[Figure dataset records]
★ ★ ★

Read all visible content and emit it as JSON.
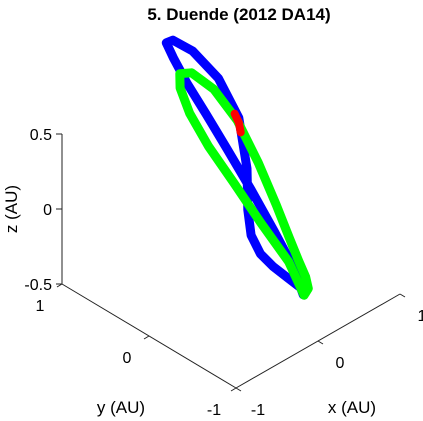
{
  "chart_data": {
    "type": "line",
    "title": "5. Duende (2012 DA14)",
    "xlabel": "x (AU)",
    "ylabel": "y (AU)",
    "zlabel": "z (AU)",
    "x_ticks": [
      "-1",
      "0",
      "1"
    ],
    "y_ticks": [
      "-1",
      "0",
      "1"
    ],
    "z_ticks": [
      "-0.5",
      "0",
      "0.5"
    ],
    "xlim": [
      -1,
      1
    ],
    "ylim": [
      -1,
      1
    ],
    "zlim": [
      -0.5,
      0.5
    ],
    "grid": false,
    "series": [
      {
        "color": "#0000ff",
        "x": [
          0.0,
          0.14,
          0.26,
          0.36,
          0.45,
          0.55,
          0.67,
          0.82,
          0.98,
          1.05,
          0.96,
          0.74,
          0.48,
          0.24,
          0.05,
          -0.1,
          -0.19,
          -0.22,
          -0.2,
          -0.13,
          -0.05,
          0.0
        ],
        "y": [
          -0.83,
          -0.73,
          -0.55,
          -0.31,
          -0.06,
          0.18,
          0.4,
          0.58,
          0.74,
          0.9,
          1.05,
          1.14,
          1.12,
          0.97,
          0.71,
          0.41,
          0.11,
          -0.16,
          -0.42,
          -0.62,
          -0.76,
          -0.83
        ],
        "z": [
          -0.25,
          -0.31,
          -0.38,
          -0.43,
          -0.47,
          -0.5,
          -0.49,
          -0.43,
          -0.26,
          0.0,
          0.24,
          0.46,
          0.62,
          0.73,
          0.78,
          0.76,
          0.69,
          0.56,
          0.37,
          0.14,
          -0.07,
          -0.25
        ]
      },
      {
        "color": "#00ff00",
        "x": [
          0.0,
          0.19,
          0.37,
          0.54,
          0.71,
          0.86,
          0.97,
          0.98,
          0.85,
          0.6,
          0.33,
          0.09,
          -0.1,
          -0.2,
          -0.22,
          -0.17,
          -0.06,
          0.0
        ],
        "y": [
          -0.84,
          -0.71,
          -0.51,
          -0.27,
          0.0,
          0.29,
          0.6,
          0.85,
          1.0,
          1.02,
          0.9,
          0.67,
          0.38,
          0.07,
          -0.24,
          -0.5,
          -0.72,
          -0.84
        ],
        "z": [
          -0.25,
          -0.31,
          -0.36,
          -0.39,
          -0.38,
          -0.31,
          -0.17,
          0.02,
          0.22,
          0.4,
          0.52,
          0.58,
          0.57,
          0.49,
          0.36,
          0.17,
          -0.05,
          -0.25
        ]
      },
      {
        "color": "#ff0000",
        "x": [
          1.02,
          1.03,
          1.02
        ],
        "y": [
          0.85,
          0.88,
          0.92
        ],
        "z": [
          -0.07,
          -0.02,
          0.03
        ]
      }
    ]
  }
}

★ ★ ★

Repeat the listing in full and exactly. Leave any pictures out.

Read all visible content and emit it as JSON.
{
  "chart_data": {
    "type": "line",
    "title": "5. Duende (2012 DA14)",
    "xlabel": "x (AU)",
    "ylabel": "y (AU)",
    "zlabel": "z (AU)",
    "x_ticks": [
      "-1",
      "0",
      "1"
    ],
    "y_ticks": [
      "-1",
      "0",
      "1"
    ],
    "z_ticks": [
      "-0.5",
      "0",
      "0.5"
    ],
    "xlim": [
      -1,
      1
    ],
    "ylim": [
      -1,
      1
    ],
    "zlim": [
      -0.5,
      0.5
    ],
    "grid": false,
    "series": [
      {
        "color": "#0000ff",
        "x": [
          0.0,
          0.14,
          0.26,
          0.36,
          0.45,
          0.55,
          0.67,
          0.82,
          0.98,
          1.05,
          0.96,
          0.74,
          0.48,
          0.24,
          0.05,
          -0.1,
          -0.19,
          -0.22,
          -0.2,
          -0.13,
          -0.05,
          0.0
        ],
        "y": [
          -0.83,
          -0.73,
          -0.55,
          -0.31,
          -0.06,
          0.18,
          0.4,
          0.58,
          0.74,
          0.9,
          1.05,
          1.14,
          1.12,
          0.97,
          0.71,
          0.41,
          0.11,
          -0.16,
          -0.42,
          -0.62,
          -0.76,
          -0.83
        ],
        "z": [
          -0.25,
          -0.31,
          -0.38,
          -0.43,
          -0.47,
          -0.5,
          -0.49,
          -0.43,
          -0.26,
          0.0,
          0.24,
          0.46,
          0.62,
          0.73,
          0.78,
          0.76,
          0.69,
          0.56,
          0.37,
          0.14,
          -0.07,
          -0.25
        ]
      },
      {
        "color": "#00ff00",
        "x": [
          0.0,
          0.19,
          0.37,
          0.54,
          0.71,
          0.86,
          0.97,
          0.98,
          0.85,
          0.6,
          0.33,
          0.09,
          -0.1,
          -0.2,
          -0.22,
          -0.17,
          -0.06,
          0.0
        ],
        "y": [
          -0.84,
          -0.71,
          -0.51,
          -0.27,
          0.0,
          0.29,
          0.6,
          0.85,
          1.0,
          1.02,
          0.9,
          0.67,
          0.38,
          0.07,
          -0.24,
          -0.5,
          -0.72,
          -0.84
        ],
        "z": [
          -0.25,
          -0.31,
          -0.36,
          -0.39,
          -0.38,
          -0.31,
          -0.17,
          0.02,
          0.22,
          0.4,
          0.52,
          0.58,
          0.57,
          0.49,
          0.36,
          0.17,
          -0.05,
          -0.25
        ]
      },
      {
        "color": "#ff0000",
        "x": [
          1.02,
          1.03,
          1.02
        ],
        "y": [
          0.85,
          0.88,
          0.92
        ],
        "z": [
          -0.07,
          -0.02,
          0.03
        ]
      }
    ]
  }
}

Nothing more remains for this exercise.